--- Instruction ---
All entries are to be quoted exactly; the images stay out of the copy.

--- Records for this task ---
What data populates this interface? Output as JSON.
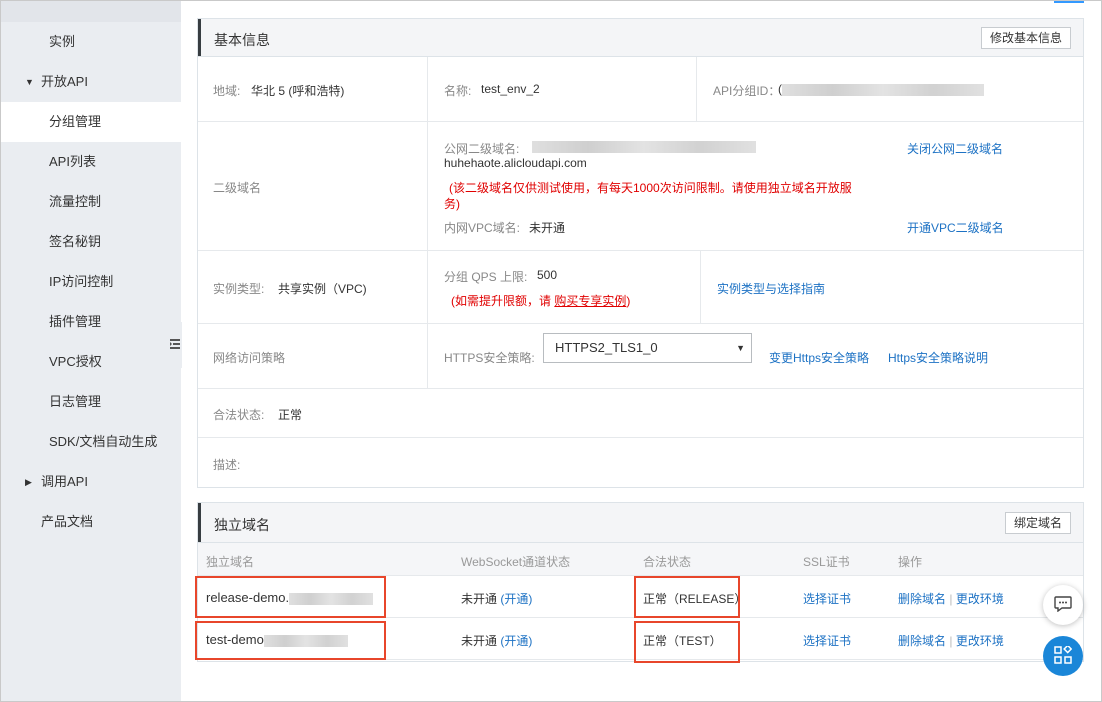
{
  "sidebar": {
    "items": [
      {
        "label": "实例",
        "level": 2
      },
      {
        "label": "开放API",
        "level": 1,
        "expanded": true
      },
      {
        "label": "分组管理",
        "level": 2,
        "active": true
      },
      {
        "label": "API列表",
        "level": 2
      },
      {
        "label": "流量控制",
        "level": 2
      },
      {
        "label": "签名秘钥",
        "level": 2
      },
      {
        "label": "IP访问控制",
        "level": 2
      },
      {
        "label": "插件管理",
        "level": 2
      },
      {
        "label": "VPC授权",
        "level": 2
      },
      {
        "label": "日志管理",
        "level": 2
      },
      {
        "label": "SDK/文档自动生成",
        "level": 2
      },
      {
        "label": "调用API",
        "level": 1,
        "expanded": false
      },
      {
        "label": "产品文档",
        "level": 1
      }
    ]
  },
  "basic": {
    "title": "基本信息",
    "edit_button": "修改基本信息",
    "region_label": "地域:",
    "region_value": "华北 5 (呼和浩特)",
    "name_label": "名称:",
    "name_value": "test_env_2",
    "group_id_label": "API分组ID：",
    "group_id_value": "(",
    "subdomain_label": "二级域名",
    "public_subdomain_label": "公网二级域名:",
    "public_subdomain_value": "huhehaote.alicloudapi.com",
    "subdomain_note_line1": "(该二级域名仅供测试使用，有每天1000次访问限制。请使用独立域名开放服",
    "subdomain_note_line2": "务)",
    "close_public_link": "关闭公网二级域名",
    "vpc_subdomain_label": "内网VPC域名:",
    "vpc_subdomain_value": "未开通",
    "open_vpc_link": "开通VPC二级域名",
    "instance_type_label": "实例类型:",
    "instance_type_value": "共享实例（VPC)",
    "qps_label": "分组 QPS 上限:",
    "qps_value": "500",
    "qps_note_prefix": "(如需提升限额，请 ",
    "qps_note_link": "购买专享实例",
    "qps_note_suffix": ")",
    "instance_guide_link": "实例类型与选择指南",
    "network_label": "网络访问策略",
    "https_label": "HTTPS安全策略:",
    "https_value": "HTTPS2_TLS1_0",
    "change_https_link": "变更Https安全策略",
    "https_doc_link": "Https安全策略说明",
    "legal_label": "合法状态:",
    "legal_value": "正常",
    "desc_label": "描述:"
  },
  "domains": {
    "title": "独立域名",
    "bind_button": "绑定域名",
    "columns": [
      "独立域名",
      "WebSocket通道状态",
      "合法状态",
      "SSL证书",
      "操作"
    ],
    "rows": [
      {
        "domain": "release-demo.",
        "ws_status": "未开通",
        "ws_action": "(开通)",
        "legal": "正常（RELEASE）",
        "ssl": "选择证书",
        "delete": "删除域名",
        "sep": "|",
        "change_env": "更改环境"
      },
      {
        "domain": "test-demo",
        "ws_status": "未开通",
        "ws_action": "(开通)",
        "legal": "正常（TEST）",
        "ssl": "选择证书",
        "delete": "删除域名",
        "sep": "|",
        "change_env": "更改环境"
      }
    ]
  },
  "colors": {
    "link": "#1d72c4",
    "warning": "#e00000",
    "highlight": "#e8462b",
    "fab": "#1a86d8"
  },
  "icons": {
    "collapse": "menu-collapse-icon",
    "chat": "chat-icon",
    "apps": "apps-icon"
  }
}
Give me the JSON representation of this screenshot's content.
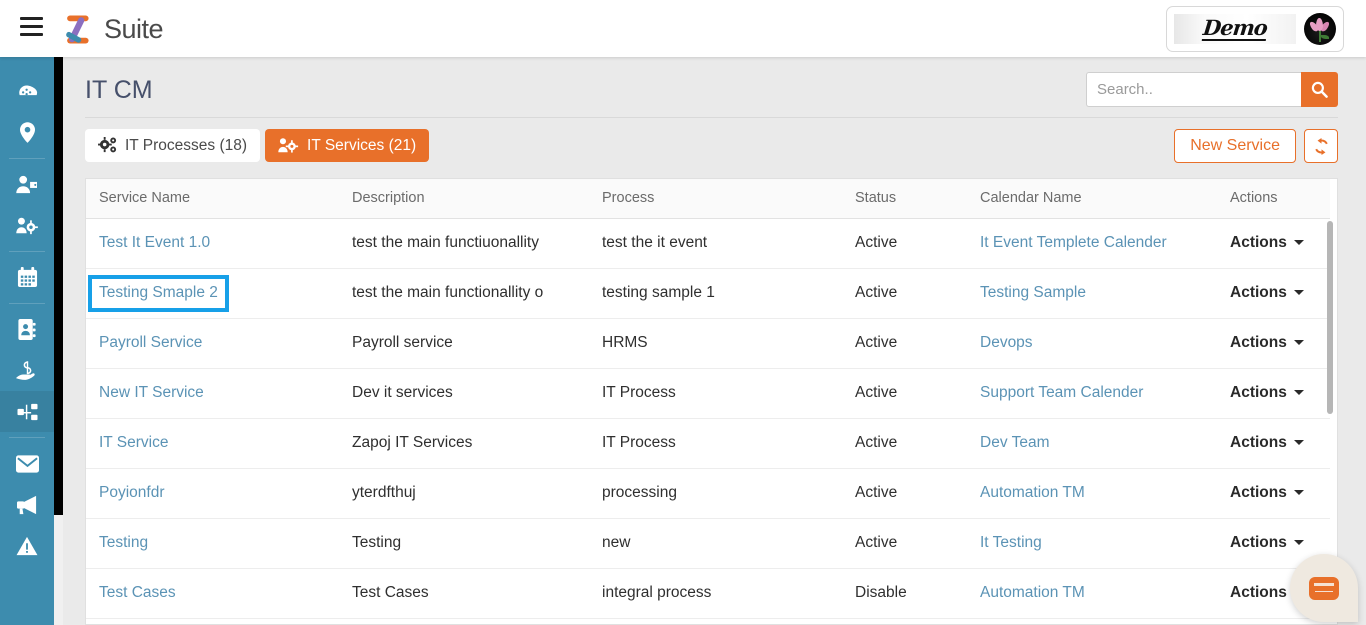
{
  "header": {
    "menu_icon": "hamburger-icon",
    "brand": "Suite",
    "account_logo_text": "Demo",
    "avatar_icon": "flower-avatar"
  },
  "sidebar": {
    "items": [
      {
        "name": "dashboard",
        "icon": "dashboard-gauge-icon",
        "active": false
      },
      {
        "name": "location",
        "icon": "map-pin-icon",
        "active": false
      },
      {
        "name": "user-tag",
        "icon": "user-tag-icon",
        "active": false
      },
      {
        "name": "users-cog",
        "icon": "users-cog-icon",
        "active": false
      },
      {
        "name": "calendar",
        "icon": "calendar-icon",
        "active": false
      },
      {
        "name": "address-book",
        "icon": "address-book-icon",
        "active": false
      },
      {
        "name": "hand-money",
        "icon": "hand-holding-usd-icon",
        "active": false
      },
      {
        "name": "sitemap",
        "icon": "sitemap-icon",
        "active": true
      },
      {
        "name": "mail",
        "icon": "envelope-icon",
        "active": false
      },
      {
        "name": "announcements",
        "icon": "bullhorn-icon",
        "active": false
      },
      {
        "name": "alerts",
        "icon": "warning-triangle-icon",
        "active": false
      }
    ]
  },
  "page": {
    "title": "IT CM"
  },
  "search": {
    "placeholder": "Search..",
    "value": "",
    "button_icon": "search-icon"
  },
  "tabs": [
    {
      "label": "IT Processes (18)",
      "icon": "cogs-icon",
      "active": false
    },
    {
      "label": "IT Services (21)",
      "icon": "users-cog-icon",
      "active": true
    }
  ],
  "toolbar": {
    "new_service_label": "New Service",
    "refresh_icon": "sync-icon"
  },
  "table": {
    "columns": [
      "Service Name",
      "Description",
      "Process",
      "Status",
      "Calendar Name",
      "Actions"
    ],
    "action_label": "Actions",
    "rows": [
      {
        "service_name": "Test It Event 1.0",
        "description": "test the main functiuonallity",
        "process": "test the it event",
        "status": "Active",
        "calendar_name": "It Event Templete Calender",
        "highlighted": false
      },
      {
        "service_name": "Testing Smaple 2",
        "description": "test the main functionallity o",
        "process": "testing sample 1",
        "status": "Active",
        "calendar_name": "Testing Sample",
        "highlighted": true
      },
      {
        "service_name": "Payroll Service",
        "description": "Payroll service",
        "process": "HRMS",
        "status": "Active",
        "calendar_name": "Devops",
        "highlighted": false
      },
      {
        "service_name": "New IT Service",
        "description": "Dev it services",
        "process": "IT Process",
        "status": "Active",
        "calendar_name": "Support Team Calender",
        "highlighted": false
      },
      {
        "service_name": "IT Service",
        "description": "Zapoj IT Services",
        "process": "IT Process",
        "status": "Active",
        "calendar_name": "Dev Team",
        "highlighted": false
      },
      {
        "service_name": "Poyionfdr",
        "description": "yterdfthuj",
        "process": "processing",
        "status": "Active",
        "calendar_name": "Automation TM",
        "highlighted": false
      },
      {
        "service_name": "Testing",
        "description": "Testing",
        "process": "new",
        "status": "Active",
        "calendar_name": "It Testing",
        "highlighted": false
      },
      {
        "service_name": "Test Cases",
        "description": "Test Cases",
        "process": "integral process",
        "status": "Disable",
        "calendar_name": "Automation TM",
        "highlighted": false
      }
    ]
  },
  "chat": {
    "icon": "chat-bubble-icon"
  },
  "colors": {
    "accent_orange": "#e8702a",
    "sidebar_blue": "#3d8cae",
    "link_blue": "#5b93b5",
    "highlight_blue": "#17a0e8"
  }
}
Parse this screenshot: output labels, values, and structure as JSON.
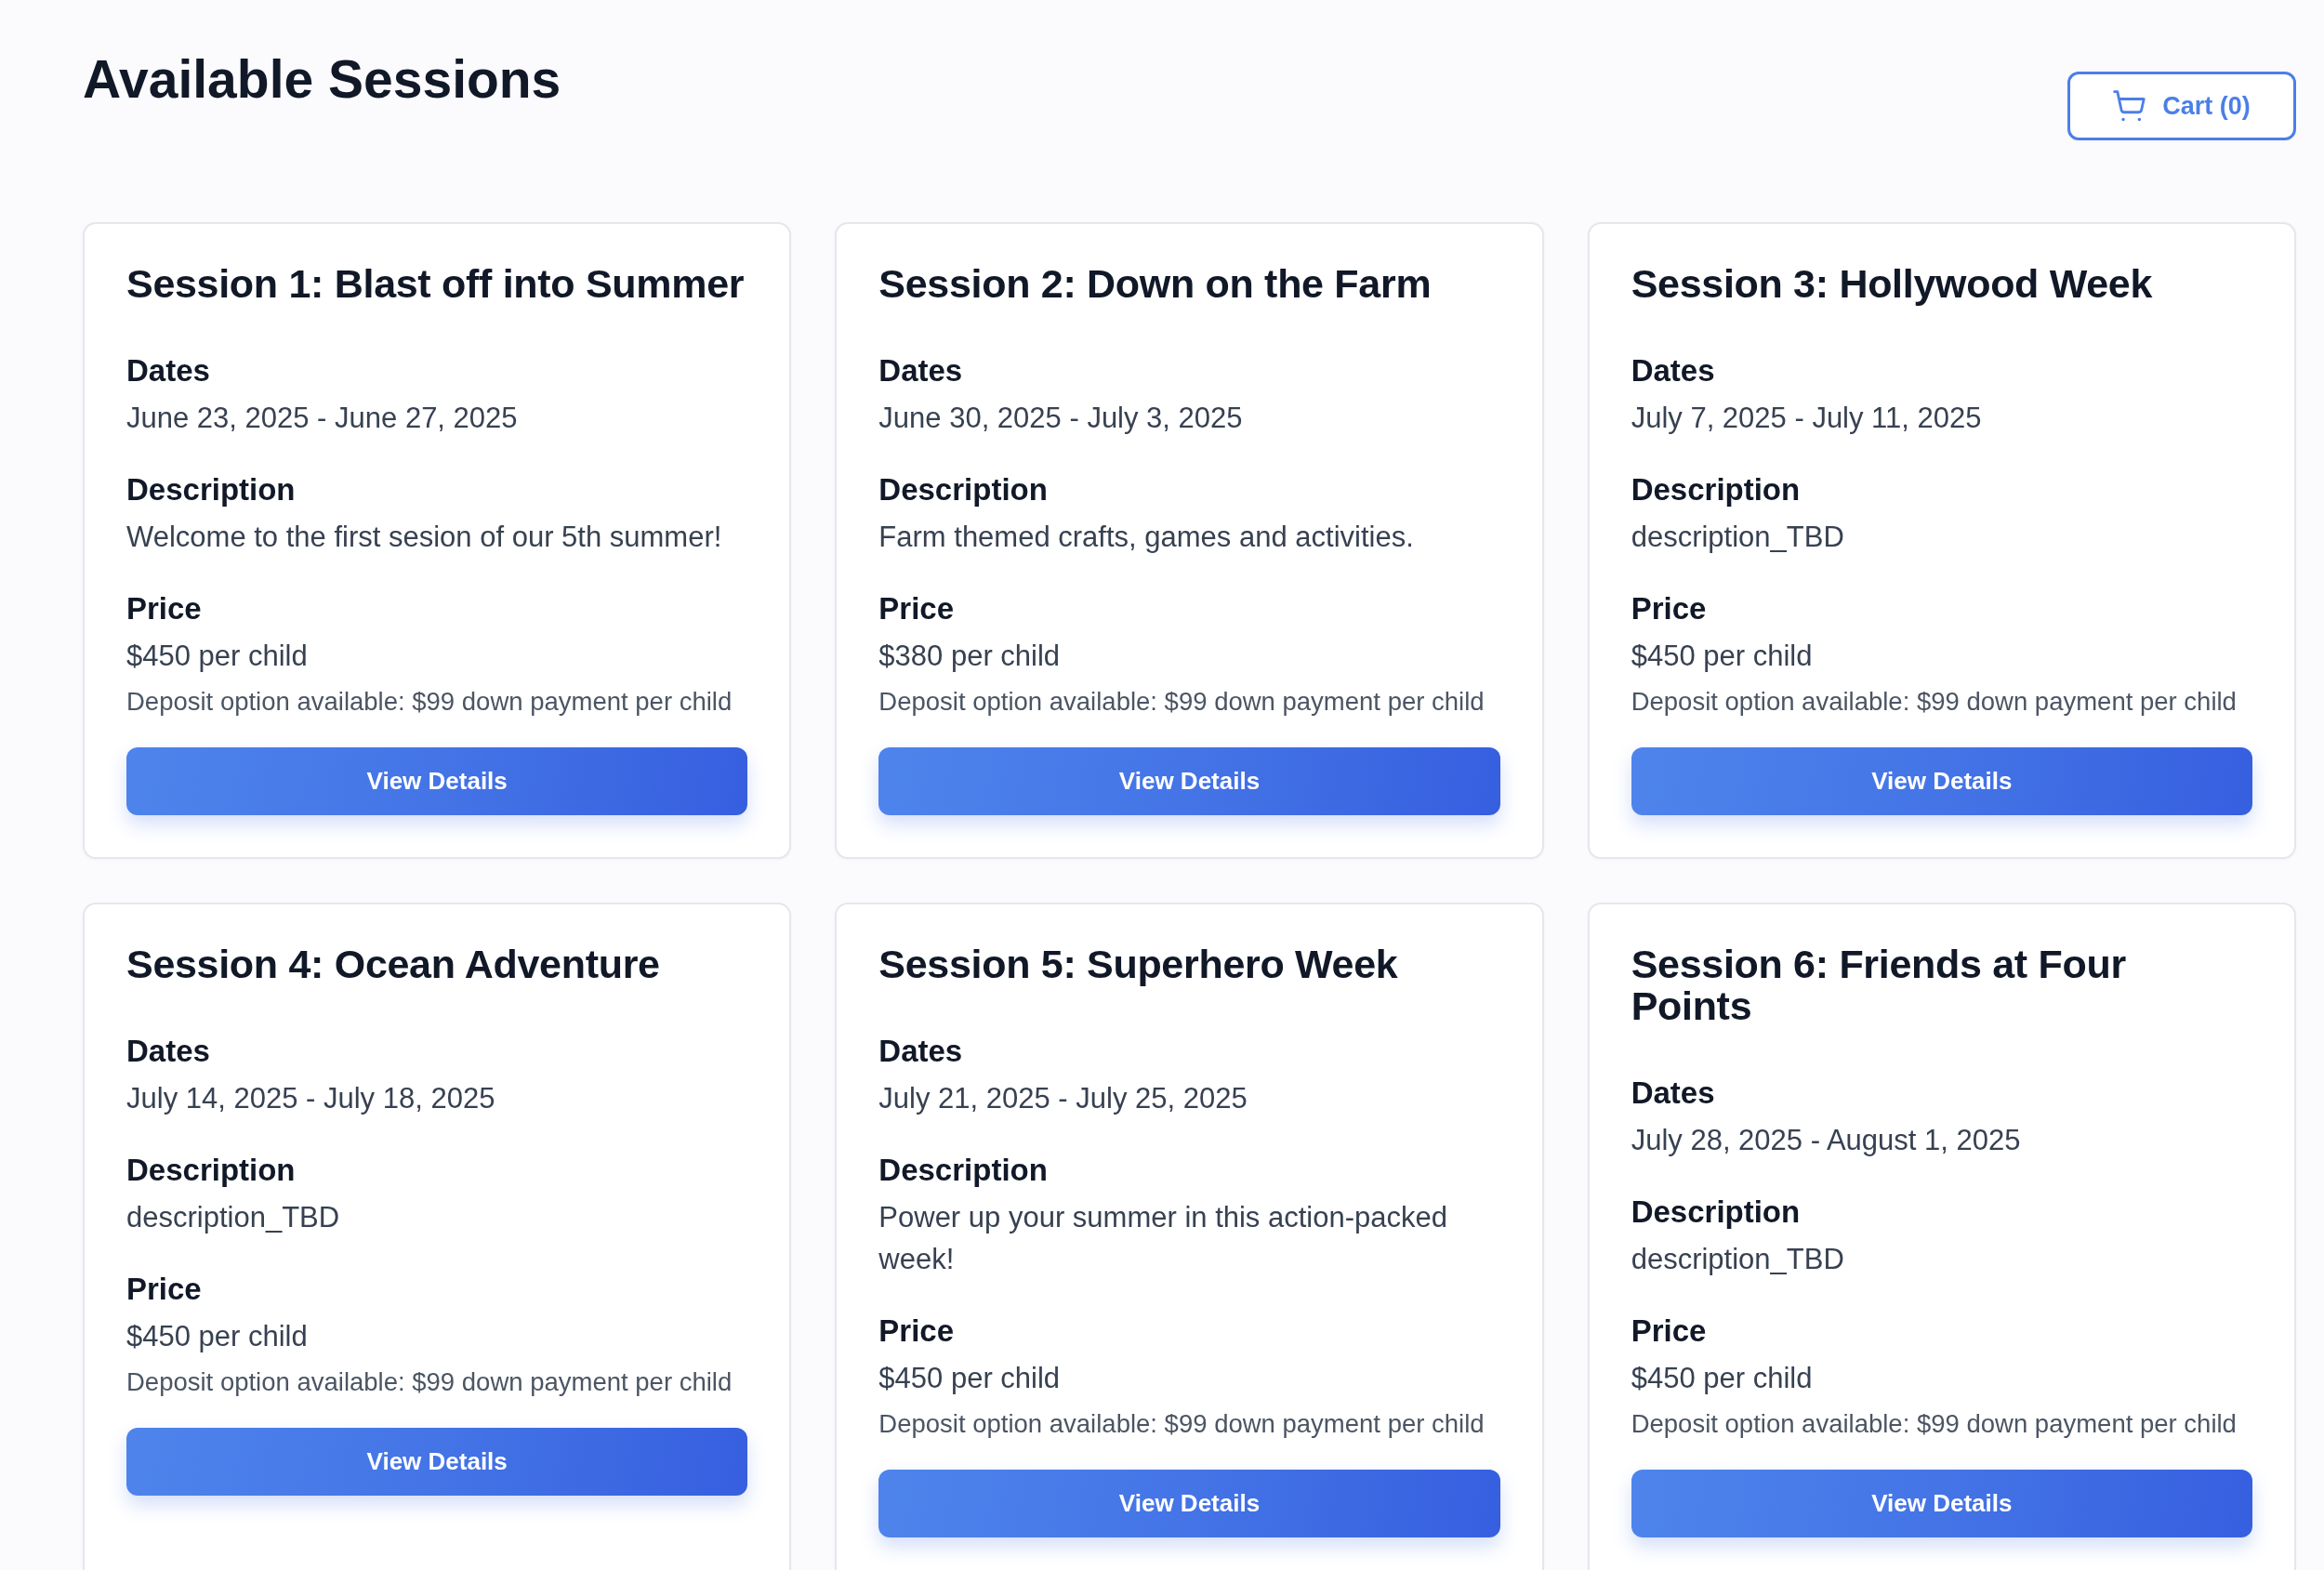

--- Right answer ---
What data populates this interface? Output as JSON.
{
  "sidebar": {
    "items": [
      {
        "label": "实例",
        "level": 2
      },
      {
        "label": "开放API",
        "level": 1,
        "expanded": true
      },
      {
        "label": "分组管理",
        "level": 2,
        "active": true
      },
      {
        "label": "API列表",
        "level": 2
      },
      {
        "label": "流量控制",
        "level": 2
      },
      {
        "label": "签名秘钥",
        "level": 2
      },
      {
        "label": "IP访问控制",
        "level": 2
      },
      {
        "label": "插件管理",
        "level": 2
      },
      {
        "label": "VPC授权",
        "level": 2
      },
      {
        "label": "日志管理",
        "level": 2
      },
      {
        "label": "SDK/文档自动生成",
        "level": 2
      },
      {
        "label": "调用API",
        "level": 1,
        "expanded": false
      },
      {
        "label": "产品文档",
        "level": 1
      }
    ]
  },
  "basic": {
    "title": "基本信息",
    "edit_button": "修改基本信息",
    "region_label": "地域:",
    "region_value": "华北 5 (呼和浩特)",
    "name_label": "名称:",
    "name_value": "test_env_2",
    "group_id_label": "API分组ID：",
    "group_id_value": "(",
    "subdomain_label": "二级域名",
    "public_subdomain_label": "公网二级域名:",
    "public_subdomain_value": "huhehaote.alicloudapi.com",
    "subdomain_note_line1": "(该二级域名仅供测试使用，有每天1000次访问限制。请使用独立域名开放服",
    "subdomain_note_line2": "务)",
    "close_public_link": "关闭公网二级域名",
    "vpc_subdomain_label": "内网VPC域名:",
    "vpc_subdomain_value": "未开通",
    "open_vpc_link": "开通VPC二级域名",
    "instance_type_label": "实例类型:",
    "instance_type_value": "共享实例（VPC)",
    "qps_label": "分组 QPS 上限:",
    "qps_value": "500",
    "qps_note_prefix": "(如需提升限额，请 ",
    "qps_note_link": "购买专享实例",
    "qps_note_suffix": ")",
    "instance_guide_link": "实例类型与选择指南",
    "network_label": "网络访问策略",
    "https_label": "HTTPS安全策略:",
    "https_value": "HTTPS2_TLS1_0",
    "change_https_link": "变更Https安全策略",
    "https_doc_link": "Https安全策略说明",
    "legal_label": "合法状态:",
    "legal_value": "正常",
    "desc_label": "描述:"
  },
  "domains": {
    "title": "独立域名",
    "bind_button": "绑定域名",
    "columns": [
      "独立域名",
      "WebSocket通道状态",
      "合法状态",
      "SSL证书",
      "操作"
    ],
    "rows": [
      {
        "domain": "release-demo.",
        "ws_status": "未开通",
        "ws_action": "(开通)",
        "legal": "正常（RELEASE）",
        "ssl": "选择证书",
        "delete": "删除域名",
        "sep": "|",
        "change_env": "更改环境"
      },
      {
        "domain": "test-demo",
        "ws_status": "未开通",
        "ws_action": "(开通)",
        "legal": "正常（TEST）",
        "ssl": "选择证书",
        "delete": "删除域名",
        "sep": "|",
        "change_env": "更改环境"
      }
    ]
  },
  "colors": {
    "link": "#1d72c4",
    "warning": "#e00000",
    "highlight": "#e8462b",
    "fab": "#1a86d8"
  },
  "icons": {
    "collapse": "menu-collapse-icon",
    "chat": "chat-icon",
    "apps": "apps-icon"
  }
}
Give me the JSON representation of this screenshot's content.
{
  "header": {
    "menu_icon": "hamburger-icon",
    "brand": "Suite",
    "account_logo_text": "Demo",
    "avatar_icon": "flower-avatar"
  },
  "sidebar": {
    "items": [
      {
        "name": "dashboard",
        "icon": "dashboard-gauge-icon",
        "active": false
      },
      {
        "name": "location",
        "icon": "map-pin-icon",
        "active": false
      },
      {
        "name": "user-tag",
        "icon": "user-tag-icon",
        "active": false
      },
      {
        "name": "users-cog",
        "icon": "users-cog-icon",
        "active": false
      },
      {
        "name": "calendar",
        "icon": "calendar-icon",
        "active": false
      },
      {
        "name": "address-book",
        "icon": "address-book-icon",
        "active": false
      },
      {
        "name": "hand-money",
        "icon": "hand-holding-usd-icon",
        "active": false
      },
      {
        "name": "sitemap",
        "icon": "sitemap-icon",
        "active": true
      },
      {
        "name": "mail",
        "icon": "envelope-icon",
        "active": false
      },
      {
        "name": "announcements",
        "icon": "bullhorn-icon",
        "active": false
      },
      {
        "name": "alerts",
        "icon": "warning-triangle-icon",
        "active": false
      }
    ]
  },
  "page": {
    "title": "IT CM"
  },
  "search": {
    "placeholder": "Search..",
    "value": "",
    "button_icon": "search-icon"
  },
  "tabs": [
    {
      "label": "IT Processes (18)",
      "icon": "cogs-icon",
      "active": false
    },
    {
      "label": "IT Services (21)",
      "icon": "users-cog-icon",
      "active": true
    }
  ],
  "toolbar": {
    "new_service_label": "New Service",
    "refresh_icon": "sync-icon"
  },
  "table": {
    "columns": [
      "Service Name",
      "Description",
      "Process",
      "Status",
      "Calendar Name",
      "Actions"
    ],
    "action_label": "Actions",
    "rows": [
      {
        "service_name": "Test It Event 1.0",
        "description": "test the main functiuonallity",
        "process": "test the it event",
        "status": "Active",
        "calendar_name": "It Event Templete Calender",
        "highlighted": false
      },
      {
        "service_name": "Testing Smaple 2",
        "description": "test the main functionallity o",
        "process": "testing sample 1",
        "status": "Active",
        "calendar_name": "Testing Sample",
        "highlighted": true
      },
      {
        "service_name": "Payroll Service",
        "description": "Payroll service",
        "process": "HRMS",
        "status": "Active",
        "calendar_name": "Devops",
        "highlighted": false
      },
      {
        "service_name": "New IT Service",
        "description": "Dev it services",
        "process": "IT Process",
        "status": "Active",
        "calendar_name": "Support Team Calender",
        "highlighted": false
      },
      {
        "service_name": "IT Service",
        "description": "Zapoj IT Services",
        "process": "IT Process",
        "status": "Active",
        "calendar_name": "Dev Team",
        "highlighted": false
      },
      {
        "service_name": "Poyionfdr",
        "description": "yterdfthuj",
        "process": "processing",
        "status": "Active",
        "calendar_name": "Automation TM",
        "highlighted": false
      },
      {
        "service_name": "Testing",
        "description": "Testing",
        "process": "new",
        "status": "Active",
        "calendar_name": "It Testing",
        "highlighted": false
      },
      {
        "service_name": "Test Cases",
        "description": "Test Cases",
        "process": "integral process",
        "status": "Disable",
        "calendar_name": "Automation TM",
        "highlighted": false
      }
    ]
  },
  "chat": {
    "icon": "chat-bubble-icon"
  },
  "colors": {
    "accent_orange": "#e8702a",
    "sidebar_blue": "#3d8cae",
    "link_blue": "#5b93b5",
    "highlight_blue": "#17a0e8"
  }
}
Parse this screenshot: output labels, values, and structure as JSON.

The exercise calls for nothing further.